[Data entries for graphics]
--------------------------------
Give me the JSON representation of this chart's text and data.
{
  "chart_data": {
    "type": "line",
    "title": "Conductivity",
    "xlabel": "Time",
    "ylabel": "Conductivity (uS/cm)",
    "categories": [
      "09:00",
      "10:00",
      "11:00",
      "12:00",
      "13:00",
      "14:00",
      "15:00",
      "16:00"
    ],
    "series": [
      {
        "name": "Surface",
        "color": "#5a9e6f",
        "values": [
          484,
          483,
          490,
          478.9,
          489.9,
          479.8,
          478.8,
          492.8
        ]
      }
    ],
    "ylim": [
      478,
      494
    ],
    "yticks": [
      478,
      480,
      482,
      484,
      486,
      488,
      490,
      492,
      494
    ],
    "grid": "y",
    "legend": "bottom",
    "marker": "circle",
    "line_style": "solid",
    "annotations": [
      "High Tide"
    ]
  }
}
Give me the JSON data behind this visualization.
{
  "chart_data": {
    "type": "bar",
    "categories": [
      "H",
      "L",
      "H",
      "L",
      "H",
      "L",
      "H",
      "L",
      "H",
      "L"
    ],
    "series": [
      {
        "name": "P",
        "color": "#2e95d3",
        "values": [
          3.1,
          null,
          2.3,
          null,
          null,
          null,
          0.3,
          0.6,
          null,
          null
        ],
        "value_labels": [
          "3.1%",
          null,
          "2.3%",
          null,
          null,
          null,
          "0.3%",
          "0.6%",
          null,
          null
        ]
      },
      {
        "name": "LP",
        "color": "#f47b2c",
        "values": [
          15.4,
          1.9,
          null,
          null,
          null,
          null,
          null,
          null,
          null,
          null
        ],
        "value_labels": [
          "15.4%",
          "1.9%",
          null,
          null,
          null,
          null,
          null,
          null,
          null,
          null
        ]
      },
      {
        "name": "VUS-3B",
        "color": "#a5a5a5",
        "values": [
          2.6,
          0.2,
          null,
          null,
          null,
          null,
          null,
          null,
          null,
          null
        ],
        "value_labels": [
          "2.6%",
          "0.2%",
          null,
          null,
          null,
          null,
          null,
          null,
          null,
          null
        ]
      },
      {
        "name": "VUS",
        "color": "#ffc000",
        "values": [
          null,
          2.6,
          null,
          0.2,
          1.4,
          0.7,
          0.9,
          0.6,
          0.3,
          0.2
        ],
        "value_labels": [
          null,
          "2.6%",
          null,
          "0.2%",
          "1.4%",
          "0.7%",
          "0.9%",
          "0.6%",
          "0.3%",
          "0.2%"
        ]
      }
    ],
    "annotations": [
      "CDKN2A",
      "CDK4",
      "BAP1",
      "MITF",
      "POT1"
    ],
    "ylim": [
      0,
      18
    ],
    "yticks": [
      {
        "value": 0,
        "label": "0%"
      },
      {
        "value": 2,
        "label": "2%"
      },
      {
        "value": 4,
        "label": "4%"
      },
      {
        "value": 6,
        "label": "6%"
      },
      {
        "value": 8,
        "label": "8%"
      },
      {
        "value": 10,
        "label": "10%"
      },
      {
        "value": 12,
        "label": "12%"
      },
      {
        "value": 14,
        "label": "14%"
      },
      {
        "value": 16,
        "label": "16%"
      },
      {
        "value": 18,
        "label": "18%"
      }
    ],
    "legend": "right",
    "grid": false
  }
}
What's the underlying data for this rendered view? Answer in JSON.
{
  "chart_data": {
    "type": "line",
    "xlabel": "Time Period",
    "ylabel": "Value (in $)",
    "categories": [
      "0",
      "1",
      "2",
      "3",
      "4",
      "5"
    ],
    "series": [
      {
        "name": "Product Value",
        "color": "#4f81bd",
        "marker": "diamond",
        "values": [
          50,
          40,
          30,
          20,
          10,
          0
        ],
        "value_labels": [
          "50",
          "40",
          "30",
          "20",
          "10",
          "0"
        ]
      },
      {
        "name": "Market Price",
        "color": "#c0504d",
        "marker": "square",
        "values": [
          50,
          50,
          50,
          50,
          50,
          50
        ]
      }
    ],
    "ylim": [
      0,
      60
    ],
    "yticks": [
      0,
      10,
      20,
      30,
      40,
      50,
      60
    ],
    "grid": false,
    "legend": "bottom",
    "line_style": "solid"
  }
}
--------------------------------
--- Goal ---
Write down all the entries again without a single difference.

--- Response to this exercise ---
Give me the JSON representation of this chart's text and data.
{
  "chart_data": {
    "type": "line",
    "title": "Conductivity",
    "xlabel": "Time",
    "ylabel": "Conductivity (uS/cm)",
    "categories": [
      "09:00",
      "10:00",
      "11:00",
      "12:00",
      "13:00",
      "14:00",
      "15:00",
      "16:00"
    ],
    "series": [
      {
        "name": "Surface",
        "color": "#5a9e6f",
        "values": [
          484,
          483,
          490,
          478.9,
          489.9,
          479.8,
          478.8,
          492.8
        ]
      }
    ],
    "ylim": [
      478,
      494
    ],
    "yticks": [
      478,
      480,
      482,
      484,
      486,
      488,
      490,
      492,
      494
    ],
    "grid": "y",
    "legend": "bottom",
    "marker": "circle",
    "line_style": "solid",
    "annotations": [
      "High Tide"
    ]
  }
}
Give me the JSON data behind this visualization.
{
  "chart_data": {
    "type": "bar",
    "categories": [
      "H",
      "L",
      "H",
      "L",
      "H",
      "L",
      "H",
      "L",
      "H",
      "L"
    ],
    "series": [
      {
        "name": "P",
        "color": "#2e95d3",
        "values": [
          3.1,
          null,
          2.3,
          null,
          null,
          null,
          0.3,
          0.6,
          null,
          null
        ],
        "value_labels": [
          "3.1%",
          null,
          "2.3%",
          null,
          null,
          null,
          "0.3%",
          "0.6%",
          null,
          null
        ]
      },
      {
        "name": "LP",
        "color": "#f47b2c",
        "values": [
          15.4,
          1.9,
          null,
          null,
          null,
          null,
          null,
          null,
          null,
          null
        ],
        "value_labels": [
          "15.4%",
          "1.9%",
          null,
          null,
          null,
          null,
          null,
          null,
          null,
          null
        ]
      },
      {
        "name": "VUS-3B",
        "color": "#a5a5a5",
        "values": [
          2.6,
          0.2,
          null,
          null,
          null,
          null,
          null,
          null,
          null,
          null
        ],
        "value_labels": [
          "2.6%",
          "0.2%",
          null,
          null,
          null,
          null,
          null,
          null,
          null,
          null
        ]
      },
      {
        "name": "VUS",
        "color": "#ffc000",
        "values": [
          null,
          2.6,
          null,
          0.2,
          1.4,
          0.7,
          0.9,
          0.6,
          0.3,
          0.2
        ],
        "value_labels": [
          null,
          "2.6%",
          null,
          "0.2%",
          "1.4%",
          "0.7%",
          "0.9%",
          "0.6%",
          "0.3%",
          "0.2%"
        ]
      }
    ],
    "annotations": [
      "CDKN2A",
      "CDK4",
      "BAP1",
      "MITF",
      "POT1"
    ],
    "ylim": [
      0,
      18
    ],
    "yticks": [
      {
        "value": 0,
        "label": "0%"
      },
      {
        "value": 2,
        "label": "2%"
      },
      {
        "value": 4,
        "label": "4%"
      },
      {
        "value": 6,
        "label": "6%"
      },
      {
        "value": 8,
        "label": "8%"
      },
      {
        "value": 10,
        "label": "10%"
      },
      {
        "value": 12,
        "label": "12%"
      },
      {
        "value": 14,
        "label": "14%"
      },
      {
        "value": 16,
        "label": "16%"
      },
      {
        "value": 18,
        "label": "18%"
      }
    ],
    "legend": "right",
    "grid": false
  }
}
What's the underlying data for this rendered view? Answer in JSON.
{
  "chart_data": {
    "type": "line",
    "xlabel": "Time Period",
    "ylabel": "Value (in $)",
    "categories": [
      "0",
      "1",
      "2",
      "3",
      "4",
      "5"
    ],
    "series": [
      {
        "name": "Product Value",
        "color": "#4f81bd",
        "marker": "diamond",
        "values": [
          50,
          40,
          30,
          20,
          10,
          0
        ],
        "value_labels": [
          "50",
          "40",
          "30",
          "20",
          "10",
          "0"
        ]
      },
      {
        "name": "Market Price",
        "color": "#c0504d",
        "marker": "square",
        "values": [
          50,
          50,
          50,
          50,
          50,
          50
        ]
      }
    ],
    "ylim": [
      0,
      60
    ],
    "yticks": [
      0,
      10,
      20,
      30,
      40,
      50,
      60
    ],
    "grid": false,
    "legend": "bottom",
    "line_style": "solid"
  }
}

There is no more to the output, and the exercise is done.